** Begin **
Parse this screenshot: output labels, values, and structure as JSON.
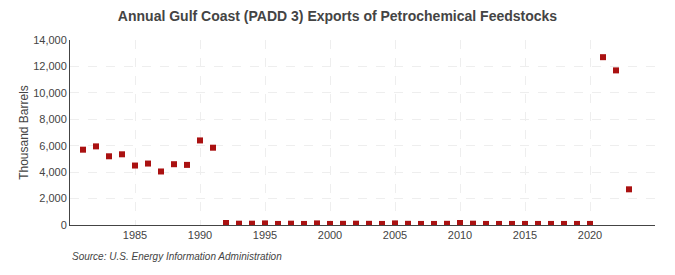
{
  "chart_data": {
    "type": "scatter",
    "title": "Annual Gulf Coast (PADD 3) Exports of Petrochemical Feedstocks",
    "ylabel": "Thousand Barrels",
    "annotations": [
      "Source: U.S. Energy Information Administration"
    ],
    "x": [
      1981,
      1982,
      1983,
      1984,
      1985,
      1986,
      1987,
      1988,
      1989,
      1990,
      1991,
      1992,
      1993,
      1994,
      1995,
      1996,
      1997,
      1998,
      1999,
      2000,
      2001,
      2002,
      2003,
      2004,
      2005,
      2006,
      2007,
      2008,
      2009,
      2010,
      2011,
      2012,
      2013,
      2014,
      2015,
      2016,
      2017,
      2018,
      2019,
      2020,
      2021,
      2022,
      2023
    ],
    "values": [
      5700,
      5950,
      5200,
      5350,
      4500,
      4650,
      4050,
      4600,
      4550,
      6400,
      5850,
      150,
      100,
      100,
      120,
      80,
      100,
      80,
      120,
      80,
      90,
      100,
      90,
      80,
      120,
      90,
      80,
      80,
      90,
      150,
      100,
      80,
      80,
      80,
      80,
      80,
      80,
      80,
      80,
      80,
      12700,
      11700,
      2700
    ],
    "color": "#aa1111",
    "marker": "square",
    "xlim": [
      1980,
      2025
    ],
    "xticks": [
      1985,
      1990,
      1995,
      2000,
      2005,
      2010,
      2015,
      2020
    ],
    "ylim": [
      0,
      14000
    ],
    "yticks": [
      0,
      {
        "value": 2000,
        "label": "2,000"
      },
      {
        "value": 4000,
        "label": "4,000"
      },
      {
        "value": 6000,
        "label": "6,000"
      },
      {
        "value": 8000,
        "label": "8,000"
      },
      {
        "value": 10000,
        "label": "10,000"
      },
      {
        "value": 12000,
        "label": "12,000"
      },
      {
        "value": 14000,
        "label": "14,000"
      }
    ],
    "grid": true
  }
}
** End **
Of the lines in this listing, report how many contain the string "values", and give the number only.

2